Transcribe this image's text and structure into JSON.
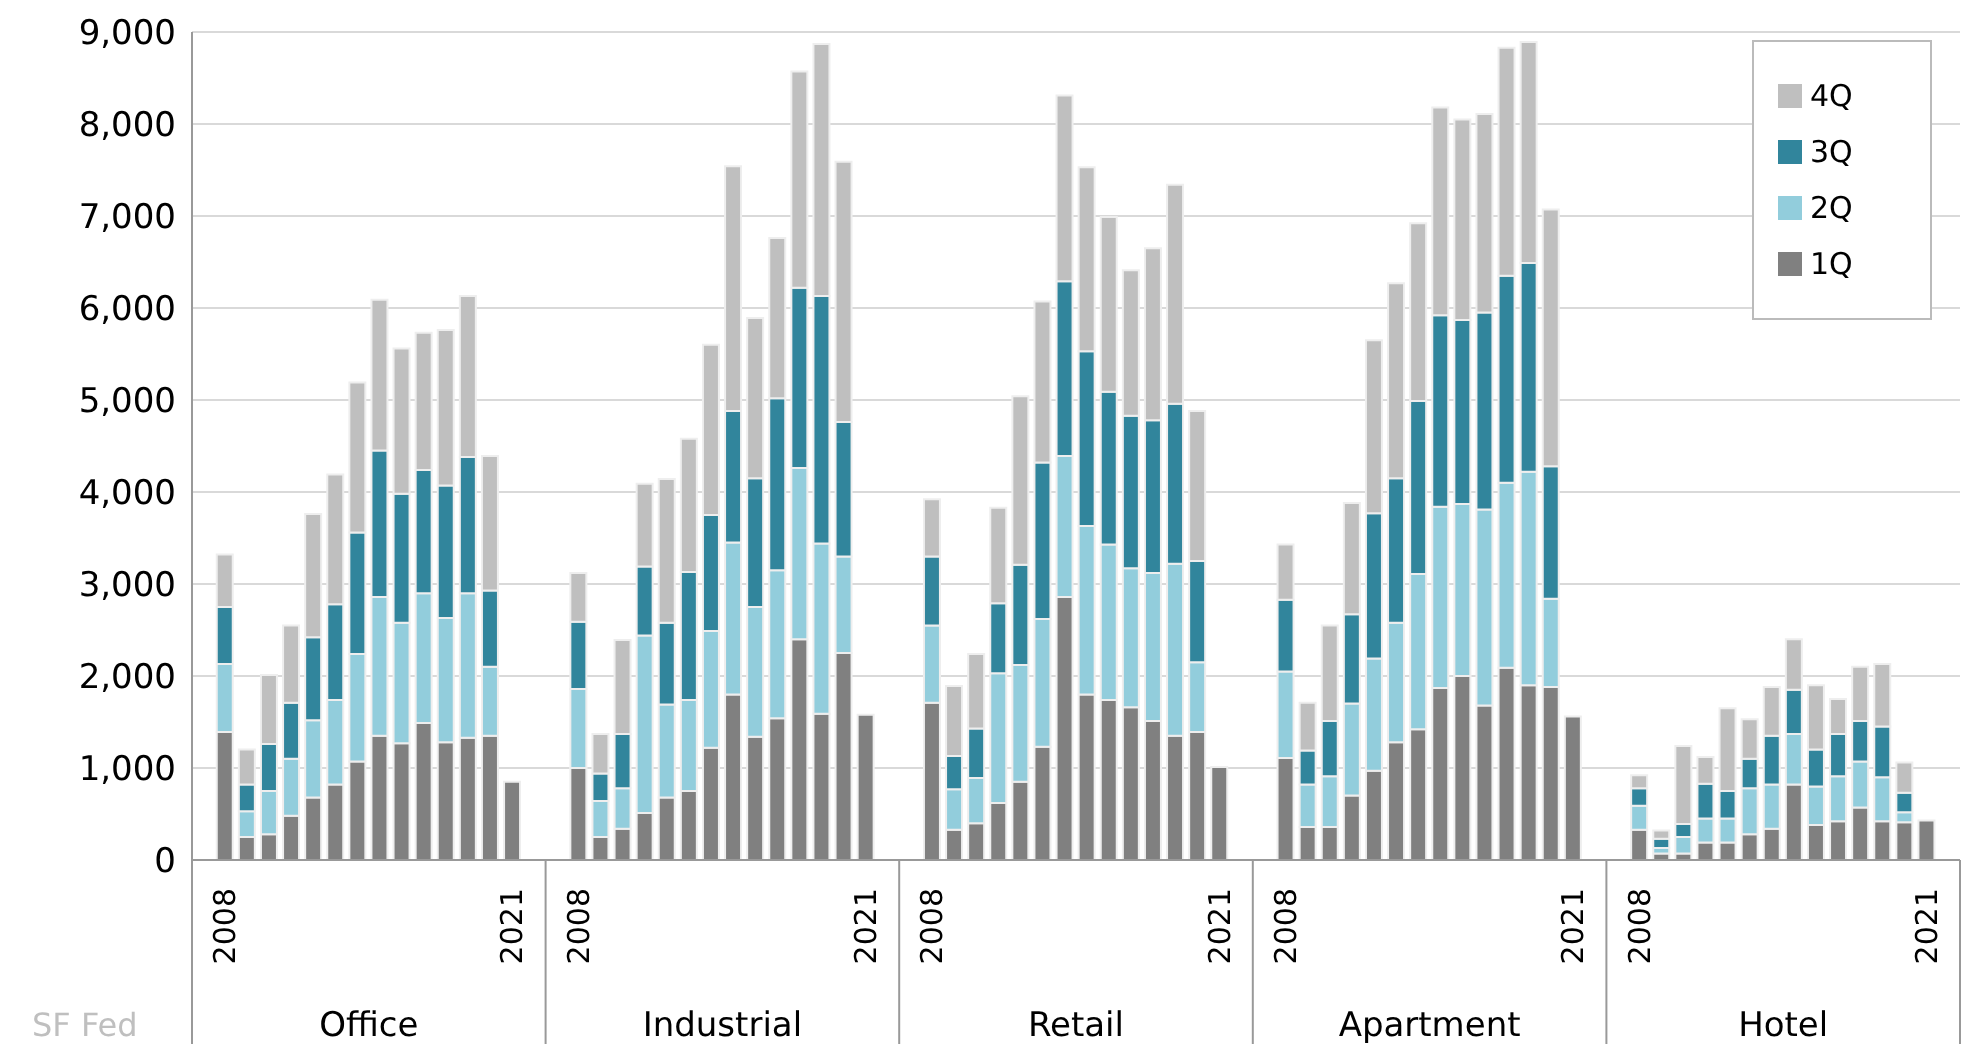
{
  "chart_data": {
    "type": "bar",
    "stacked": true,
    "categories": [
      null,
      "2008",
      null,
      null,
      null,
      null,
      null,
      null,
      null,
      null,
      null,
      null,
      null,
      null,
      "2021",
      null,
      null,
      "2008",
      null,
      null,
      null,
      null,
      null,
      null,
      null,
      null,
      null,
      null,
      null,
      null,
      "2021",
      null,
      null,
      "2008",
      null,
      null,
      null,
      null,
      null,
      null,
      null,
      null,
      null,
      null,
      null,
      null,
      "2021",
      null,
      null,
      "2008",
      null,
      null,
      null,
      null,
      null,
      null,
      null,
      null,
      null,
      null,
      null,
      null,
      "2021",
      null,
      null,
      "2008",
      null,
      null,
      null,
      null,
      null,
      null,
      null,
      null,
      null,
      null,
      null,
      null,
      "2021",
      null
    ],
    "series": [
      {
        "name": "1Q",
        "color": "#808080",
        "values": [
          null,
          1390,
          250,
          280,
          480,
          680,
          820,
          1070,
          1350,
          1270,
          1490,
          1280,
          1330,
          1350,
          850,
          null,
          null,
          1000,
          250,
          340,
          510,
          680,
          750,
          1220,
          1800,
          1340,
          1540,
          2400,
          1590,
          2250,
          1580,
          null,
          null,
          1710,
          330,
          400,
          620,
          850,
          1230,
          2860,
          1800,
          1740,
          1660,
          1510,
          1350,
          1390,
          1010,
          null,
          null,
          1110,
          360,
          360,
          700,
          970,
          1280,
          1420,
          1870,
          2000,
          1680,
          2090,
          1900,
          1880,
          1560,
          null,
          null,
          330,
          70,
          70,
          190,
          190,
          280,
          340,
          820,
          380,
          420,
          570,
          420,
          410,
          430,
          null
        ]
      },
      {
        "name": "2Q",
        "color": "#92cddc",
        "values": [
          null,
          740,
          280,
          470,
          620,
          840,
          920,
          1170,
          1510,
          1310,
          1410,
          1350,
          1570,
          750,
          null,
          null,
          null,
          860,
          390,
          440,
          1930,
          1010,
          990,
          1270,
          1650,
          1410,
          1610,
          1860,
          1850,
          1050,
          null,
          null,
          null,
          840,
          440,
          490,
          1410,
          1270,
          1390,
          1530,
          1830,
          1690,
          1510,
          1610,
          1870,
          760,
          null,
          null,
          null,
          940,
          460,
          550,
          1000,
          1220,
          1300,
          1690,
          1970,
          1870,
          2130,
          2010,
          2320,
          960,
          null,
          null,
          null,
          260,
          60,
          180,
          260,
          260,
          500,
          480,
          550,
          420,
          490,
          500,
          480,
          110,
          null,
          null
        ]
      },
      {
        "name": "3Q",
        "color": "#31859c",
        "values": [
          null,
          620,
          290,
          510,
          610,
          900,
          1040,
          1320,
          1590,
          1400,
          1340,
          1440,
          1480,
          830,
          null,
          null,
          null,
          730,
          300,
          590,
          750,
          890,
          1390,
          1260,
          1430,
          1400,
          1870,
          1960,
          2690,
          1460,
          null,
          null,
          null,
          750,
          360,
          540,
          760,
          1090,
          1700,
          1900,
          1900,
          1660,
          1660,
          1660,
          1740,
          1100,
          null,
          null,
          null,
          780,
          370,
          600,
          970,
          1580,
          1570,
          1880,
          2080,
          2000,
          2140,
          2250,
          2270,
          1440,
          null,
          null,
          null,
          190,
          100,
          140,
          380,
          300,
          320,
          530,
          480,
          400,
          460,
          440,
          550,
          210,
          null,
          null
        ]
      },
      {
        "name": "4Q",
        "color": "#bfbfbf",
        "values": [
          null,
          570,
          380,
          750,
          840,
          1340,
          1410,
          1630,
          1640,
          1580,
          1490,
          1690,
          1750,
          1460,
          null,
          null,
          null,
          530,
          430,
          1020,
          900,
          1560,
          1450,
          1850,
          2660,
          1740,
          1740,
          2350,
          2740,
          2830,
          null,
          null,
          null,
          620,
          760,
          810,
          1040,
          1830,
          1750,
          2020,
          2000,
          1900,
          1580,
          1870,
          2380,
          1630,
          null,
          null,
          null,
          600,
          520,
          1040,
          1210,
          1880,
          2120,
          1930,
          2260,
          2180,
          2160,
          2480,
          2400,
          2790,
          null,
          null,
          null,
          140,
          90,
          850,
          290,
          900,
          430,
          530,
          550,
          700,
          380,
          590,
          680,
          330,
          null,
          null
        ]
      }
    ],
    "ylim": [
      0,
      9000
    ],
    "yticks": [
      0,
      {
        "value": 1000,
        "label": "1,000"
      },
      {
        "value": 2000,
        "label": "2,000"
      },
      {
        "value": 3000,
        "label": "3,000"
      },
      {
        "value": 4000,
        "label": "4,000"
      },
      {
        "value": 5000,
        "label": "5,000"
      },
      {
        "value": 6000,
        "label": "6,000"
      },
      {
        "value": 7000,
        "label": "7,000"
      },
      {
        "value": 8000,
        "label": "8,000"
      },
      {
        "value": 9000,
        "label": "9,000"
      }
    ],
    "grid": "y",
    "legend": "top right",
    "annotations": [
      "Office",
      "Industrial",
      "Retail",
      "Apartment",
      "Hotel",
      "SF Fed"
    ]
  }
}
● ● ● ●
AIM OF THE TASK:
Your answer should be a single number: the count of lines in these records that hold the string "color".

EXPECTED ANSWER:
4